* **Data**
□ □ □ □

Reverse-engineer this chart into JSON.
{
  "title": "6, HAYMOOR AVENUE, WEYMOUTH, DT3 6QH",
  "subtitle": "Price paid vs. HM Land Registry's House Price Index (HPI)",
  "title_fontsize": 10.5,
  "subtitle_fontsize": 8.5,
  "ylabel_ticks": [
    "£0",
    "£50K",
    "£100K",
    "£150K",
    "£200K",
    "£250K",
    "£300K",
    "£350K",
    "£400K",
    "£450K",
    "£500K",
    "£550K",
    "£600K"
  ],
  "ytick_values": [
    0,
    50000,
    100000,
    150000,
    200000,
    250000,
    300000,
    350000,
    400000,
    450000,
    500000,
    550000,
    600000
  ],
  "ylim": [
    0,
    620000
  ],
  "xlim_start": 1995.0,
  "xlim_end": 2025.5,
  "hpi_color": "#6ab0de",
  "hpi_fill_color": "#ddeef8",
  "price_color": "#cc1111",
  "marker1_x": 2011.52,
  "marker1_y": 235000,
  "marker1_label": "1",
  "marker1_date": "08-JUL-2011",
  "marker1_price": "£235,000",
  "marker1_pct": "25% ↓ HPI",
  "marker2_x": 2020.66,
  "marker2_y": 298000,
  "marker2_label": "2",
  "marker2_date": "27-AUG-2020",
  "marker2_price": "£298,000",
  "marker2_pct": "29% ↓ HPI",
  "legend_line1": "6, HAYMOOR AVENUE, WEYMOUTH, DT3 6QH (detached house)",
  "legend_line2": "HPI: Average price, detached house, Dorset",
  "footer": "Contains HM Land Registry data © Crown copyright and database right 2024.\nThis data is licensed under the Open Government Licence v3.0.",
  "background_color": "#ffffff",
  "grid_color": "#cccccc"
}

□ □ □ □

Above are the records; retype them all without a single difference.

* **Result for this task**
Reverse-engineer this chart into JSON.
{
  "title": "6, HAYMOOR AVENUE, WEYMOUTH, DT3 6QH",
  "subtitle": "Price paid vs. HM Land Registry's House Price Index (HPI)",
  "title_fontsize": 10.5,
  "subtitle_fontsize": 8.5,
  "ylabel_ticks": [
    "£0",
    "£50K",
    "£100K",
    "£150K",
    "£200K",
    "£250K",
    "£300K",
    "£350K",
    "£400K",
    "£450K",
    "£500K",
    "£550K",
    "£600K"
  ],
  "ytick_values": [
    0,
    50000,
    100000,
    150000,
    200000,
    250000,
    300000,
    350000,
    400000,
    450000,
    500000,
    550000,
    600000
  ],
  "ylim": [
    0,
    620000
  ],
  "xlim_start": 1995.0,
  "xlim_end": 2025.5,
  "hpi_color": "#6ab0de",
  "hpi_fill_color": "#ddeef8",
  "price_color": "#cc1111",
  "marker1_x": 2011.52,
  "marker1_y": 235000,
  "marker1_label": "1",
  "marker1_date": "08-JUL-2011",
  "marker1_price": "£235,000",
  "marker1_pct": "25% ↓ HPI",
  "marker2_x": 2020.66,
  "marker2_y": 298000,
  "marker2_label": "2",
  "marker2_date": "27-AUG-2020",
  "marker2_price": "£298,000",
  "marker2_pct": "29% ↓ HPI",
  "legend_line1": "6, HAYMOOR AVENUE, WEYMOUTH, DT3 6QH (detached house)",
  "legend_line2": "HPI: Average price, detached house, Dorset",
  "footer": "Contains HM Land Registry data © Crown copyright and database right 2024.\nThis data is licensed under the Open Government Licence v3.0.",
  "background_color": "#ffffff",
  "grid_color": "#cccccc"
}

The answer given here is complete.